Texto de origem ▸
_ _ _

Original in Dutch: De strijd tegen het militarisme
Publicado em: De Tribune (1914-1915).
Quando fazemos a pergunta sobre porque é que alguns socialistas, que não
estão satisfeitos com a atitude fraca e submissa do SDAP[1] em relação à classe dominante, ainda assim não ingressaram no SDP[2], mas sim fundaram a sua própria organização nos “clubes socialistas
revolucionários”, não nos esclarecemos muito em relação ao objectivo que eles
estabeleceram para si mesmos, em relação ao seu programa. Pois tudo de bom que
eles querem realizar também é feito pelo SDP. No entanto, naturalmente, não se
trata de um erro ou mal-entendido que eles não se juntem ao SDP – alguns já
estiveram connosco no passado e depois retornaram ao SDAP; existe, de facto,
uma diferença real entre nós. Para compreendê-la, devemos examinar as
concepções e ideias a partir das quais eles partem e compará-las com as nossas;
somente então poderemos enxergar claramente as nossas diferenças. Somente assim
será possível debater com eles, deixando de lado todas as questões secundárias
e qualquer animosidade pessoal, e trocar ideias sobre as bases essenciais da
discussão. Podemos iniciar essa análise a partir do artigo que a Sra. Henriette
Roland Holst[3], a líder intelectual da corrente representada nos clubes, escreveu
no Nieuwe Tijd sobre “A luta contra o militarismo nos Países Baixos”.
O que a Sra. Holst afirma sobre o enorme crescimento do militarismo neste
país pode ser inteiramente subscrito por nós; ela percebe muito bem os fenómenos,
não se deixa enganar por slogans atraentes, quer lutar com fervor e energia, e a
sua crítica afiada é totalmente acertada. No entanto, essa crítica permanece na
superfície do fenómeno do militarismo e não se aprofunda o suficiente nas suas
causas. Aquele que enxerga apenas esse fenómeno pode sentir de maneira profunda
e intensa o quão destrutivo ele é, como oprime, aprisiona e aniquila os povos;
ele pode conclamar à luta. Mas, justamente por considerá-lo um absurdo
monstruoso, pode subestimar a dificuldade da luta, acreditando facilmente que,
com apelos inflamados e veementes, será possível mobilizar as massas para
resistir e assim derrotar o monstro. Nós, por outro lado, afirmamos: o
militarismo e seu crescimento não são nenhuma insanidade monstruosa, mas algo
completamente racional e natural, logicamente vinculado ao desenvolvimento
moderno do capitalismo. Ele está profundamente enraizado nos fundamentos da
sociedade contemporânea. Por isso, o militarismo não pode ser combatido ou resistido de maneira
eficaz como um fenómeno isolado; ele só pode ser erradicado através da luta
contra toda a ordem social da qual é um instrumento essencial. Não estamos a lidar com uma tríade de fenómenos perniciosos –
nacionalismo, imperialismo e militarismo – como se fossem elementos independentes.
Em vez disso, estamos a enfrentar uma forma moderna de crescimento do
capitalismo, que desperta na classe possuidora novas concepções, uma nova
vontade e uma nova e intensa determinação, que chamamos de imperialismo. O
militarismo e o nacionalismo são os seus instrumentos materiais e espirituais,
criados, fortalecidos, desenvolvidos e cultivados por ele porque são
necessários para a sua existência. O militarismo não é a raiz do
mal que ameaça e oprime os povos, mas a sua face mais repulsiva – não a causa,
mas a consequência. E as consequências só podem ser combatidas eliminando-se as
suas causas.

_ _ _

Dados fornecidos ▸

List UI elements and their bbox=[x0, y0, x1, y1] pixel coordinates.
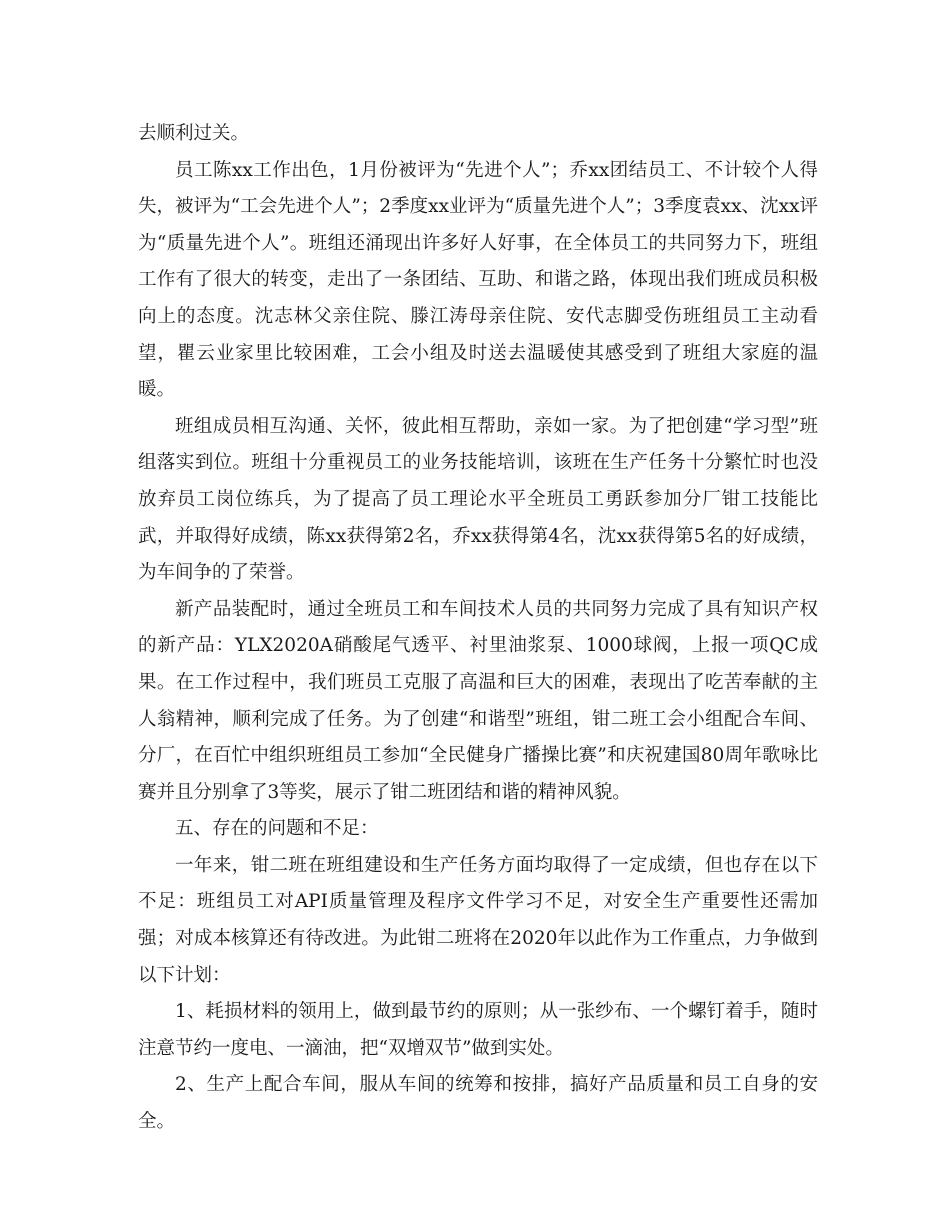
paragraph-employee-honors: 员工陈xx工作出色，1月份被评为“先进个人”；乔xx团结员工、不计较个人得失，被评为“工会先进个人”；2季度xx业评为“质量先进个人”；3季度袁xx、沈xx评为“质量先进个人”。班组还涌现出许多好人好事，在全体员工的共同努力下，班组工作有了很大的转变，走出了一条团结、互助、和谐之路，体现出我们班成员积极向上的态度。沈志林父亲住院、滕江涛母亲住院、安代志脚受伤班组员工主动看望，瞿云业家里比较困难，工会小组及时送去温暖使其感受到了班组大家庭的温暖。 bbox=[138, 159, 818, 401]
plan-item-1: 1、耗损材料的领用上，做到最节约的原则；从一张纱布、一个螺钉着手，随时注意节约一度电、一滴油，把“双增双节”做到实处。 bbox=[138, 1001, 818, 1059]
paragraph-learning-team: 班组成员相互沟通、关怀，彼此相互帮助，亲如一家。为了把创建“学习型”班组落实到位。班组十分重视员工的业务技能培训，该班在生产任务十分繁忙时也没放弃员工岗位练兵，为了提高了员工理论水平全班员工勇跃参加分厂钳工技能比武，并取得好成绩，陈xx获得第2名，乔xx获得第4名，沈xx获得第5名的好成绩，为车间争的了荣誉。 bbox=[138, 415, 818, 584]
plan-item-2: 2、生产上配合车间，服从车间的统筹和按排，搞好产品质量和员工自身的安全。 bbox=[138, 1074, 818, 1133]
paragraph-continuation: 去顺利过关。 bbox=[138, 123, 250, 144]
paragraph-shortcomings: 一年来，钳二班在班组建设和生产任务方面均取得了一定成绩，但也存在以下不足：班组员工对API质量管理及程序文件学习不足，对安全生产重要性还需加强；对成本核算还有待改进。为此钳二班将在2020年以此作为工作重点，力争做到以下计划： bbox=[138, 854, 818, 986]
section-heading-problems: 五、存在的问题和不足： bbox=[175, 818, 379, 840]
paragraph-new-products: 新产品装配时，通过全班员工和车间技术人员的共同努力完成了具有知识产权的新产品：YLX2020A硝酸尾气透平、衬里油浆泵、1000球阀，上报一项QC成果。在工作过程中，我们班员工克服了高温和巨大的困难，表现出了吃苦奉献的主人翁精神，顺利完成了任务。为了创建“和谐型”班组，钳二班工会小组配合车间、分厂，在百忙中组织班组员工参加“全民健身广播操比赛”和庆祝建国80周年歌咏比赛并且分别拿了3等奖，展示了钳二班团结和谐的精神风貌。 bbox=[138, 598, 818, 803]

_ _ _

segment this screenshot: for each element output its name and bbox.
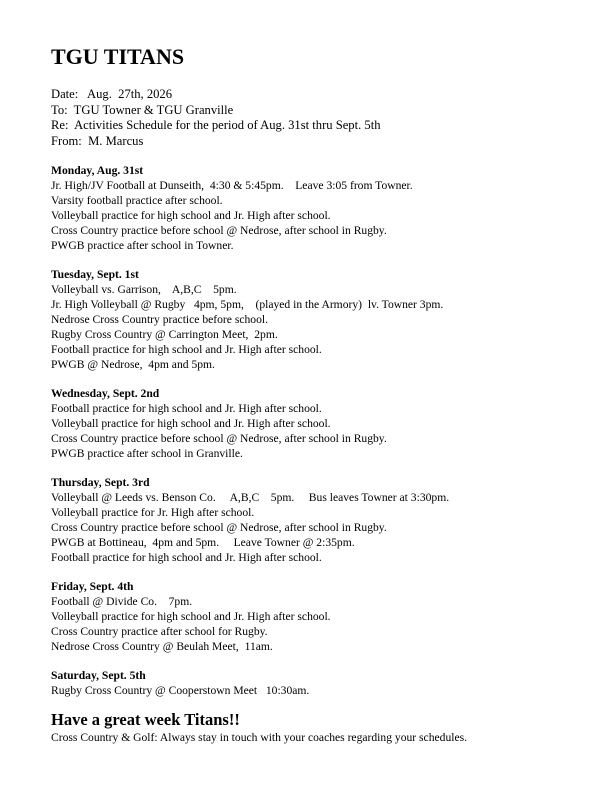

_ _ _

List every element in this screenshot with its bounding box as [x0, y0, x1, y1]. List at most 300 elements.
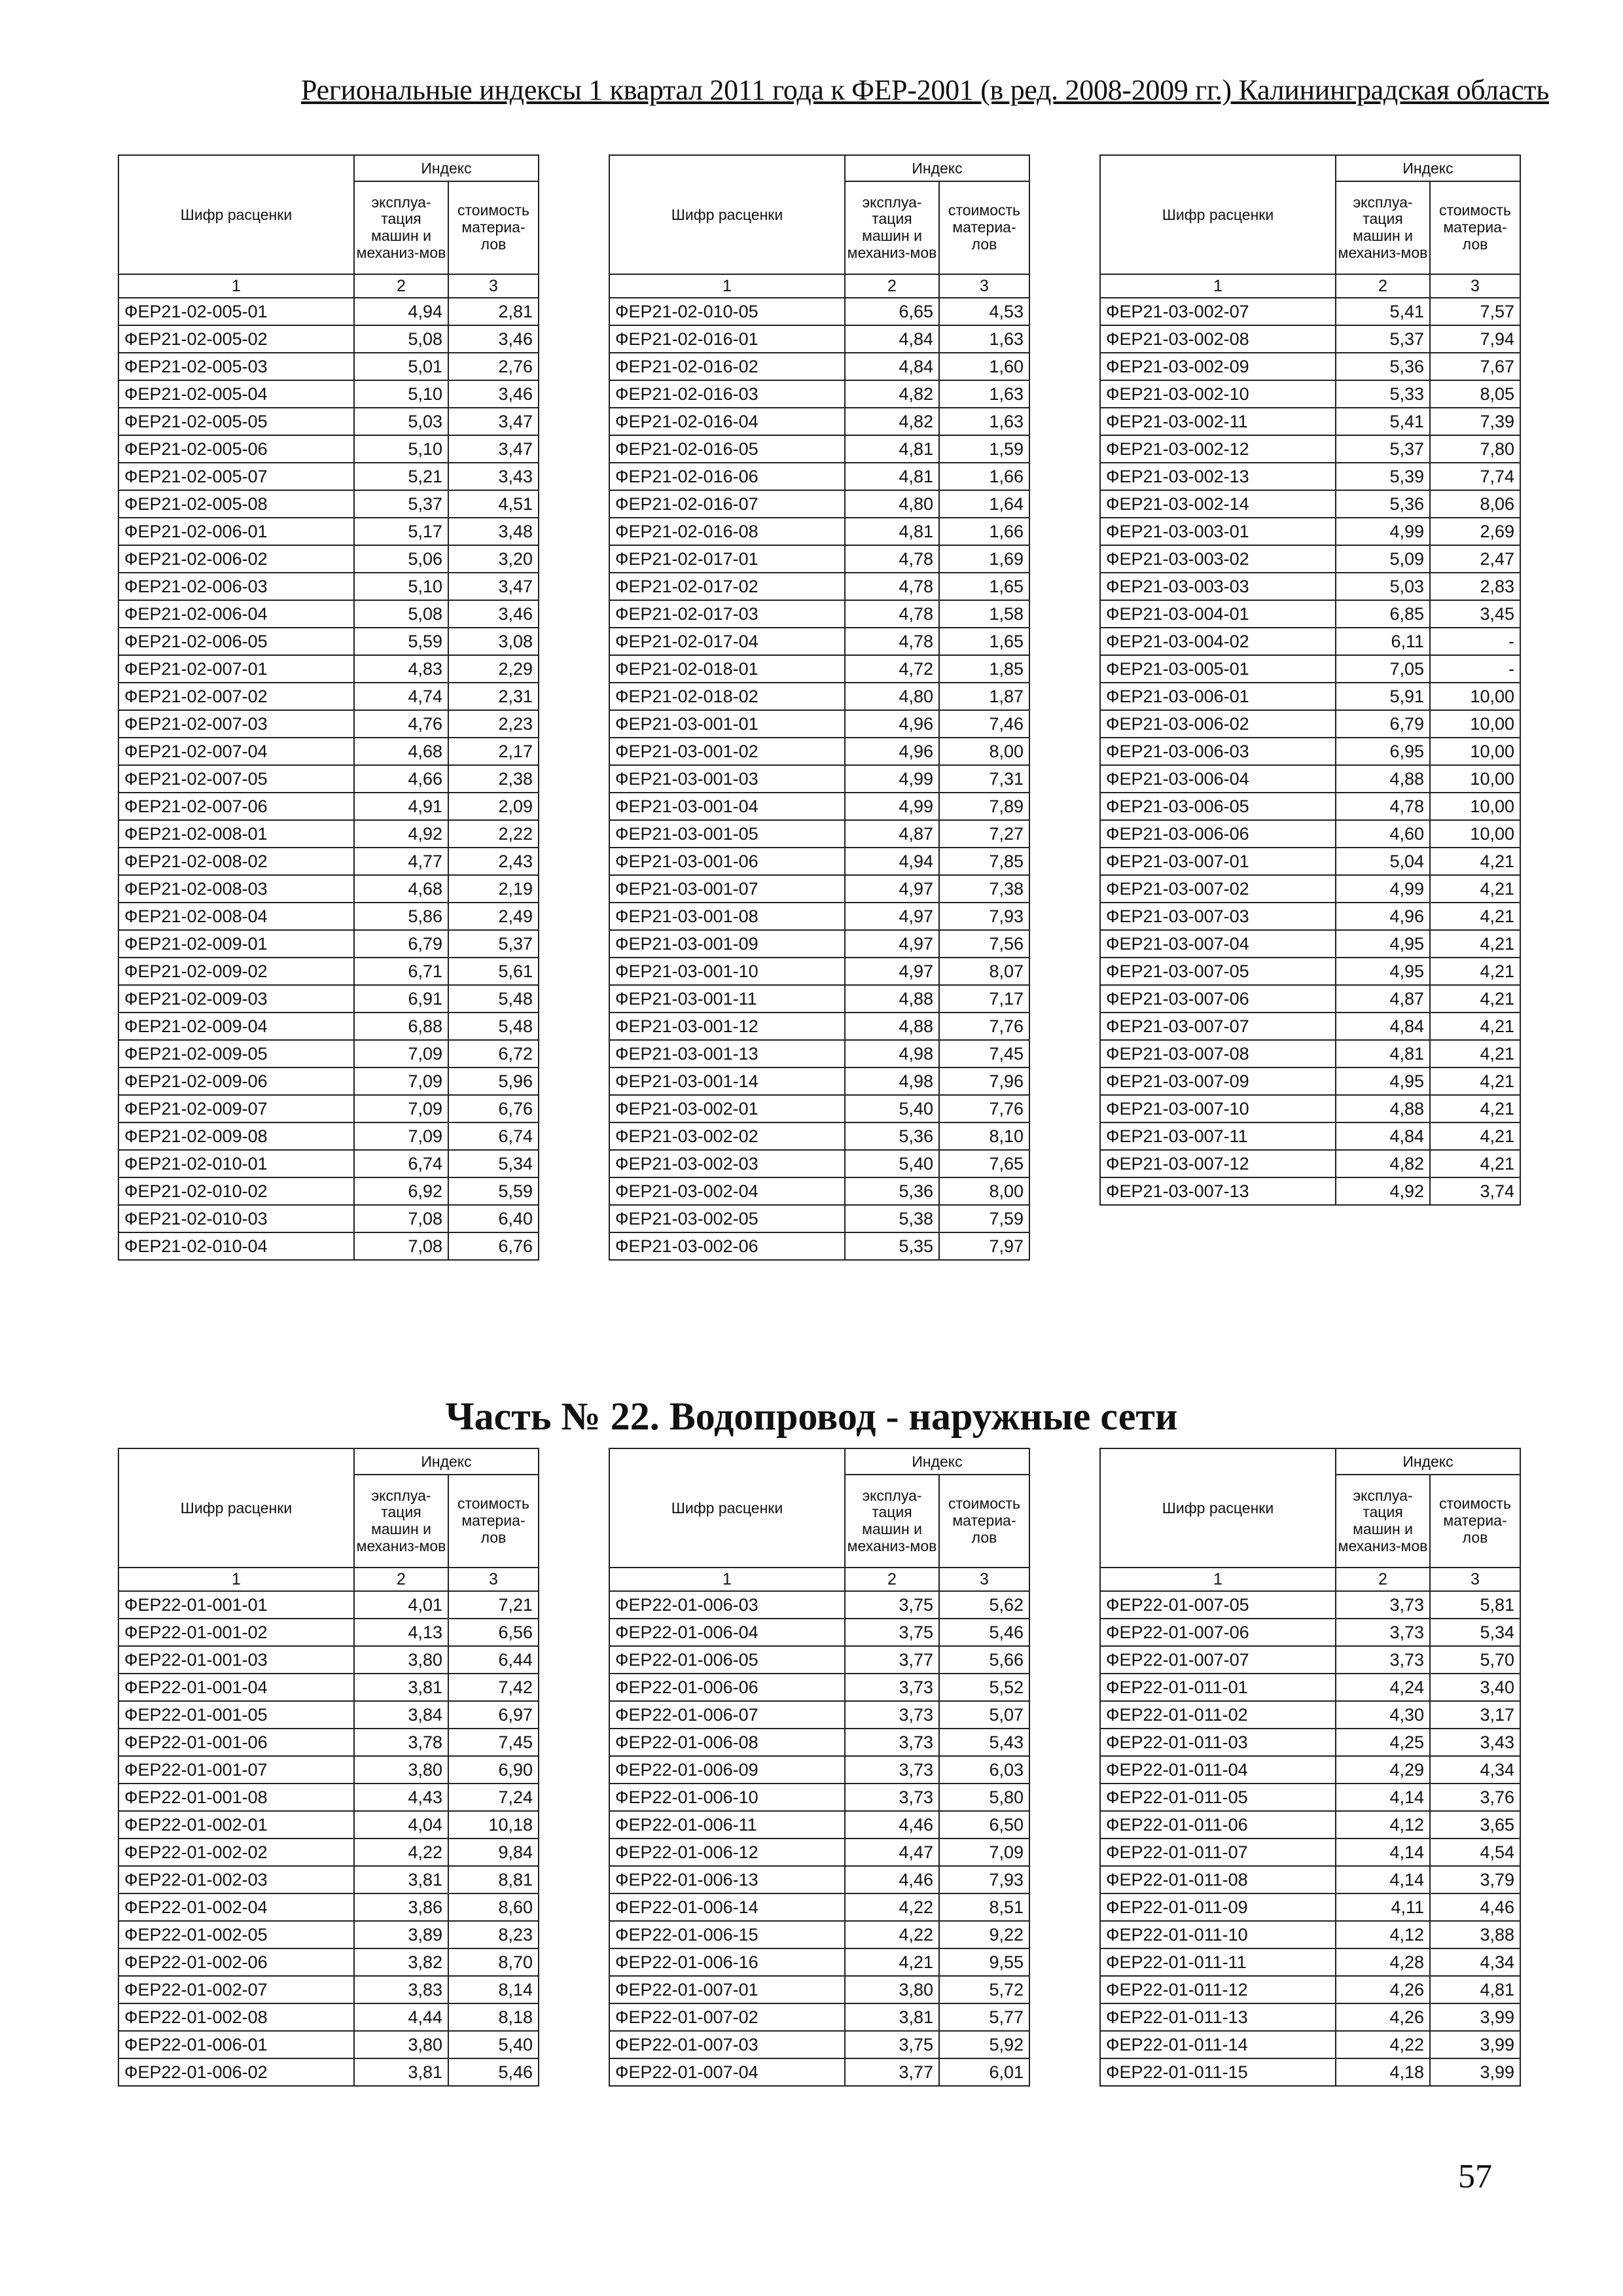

_ _ _

Ações a realizar ▸
(A) Enumere os fenómenos que o texto sobre o militarismo agrupa na expressão "tríade de fenómenos perniciosos".
(B) Transcreva do texto sobre o militarismo o trecho que vai de "Em vez disso, estamos" até "suas causas.".

Resultados das tarefas ▸
(A) Nacionalismo, imperialismo e militarismo.

(B)
Em vez disso, estamos a enfrentar uma forma moderna de crescimento do
capitalismo, que desperta na classe possuidora novas concepções, uma nova
vontade e uma nova e intensa determinação, que chamamos de imperialismo. O
militarismo e o nacionalismo são os seus instrumentos materiais e espirituais,
criados, fortalecidos, desenvolvidos e cultivados por ele porque são
necessários para a sua existência. O militarismo não é a raiz do
mal que ameaça e oprime os povos, mas a sua face mais repulsiva – não a causa,
mas a consequência. E as consequências só podem ser combatidas eliminando-se as
suas causas.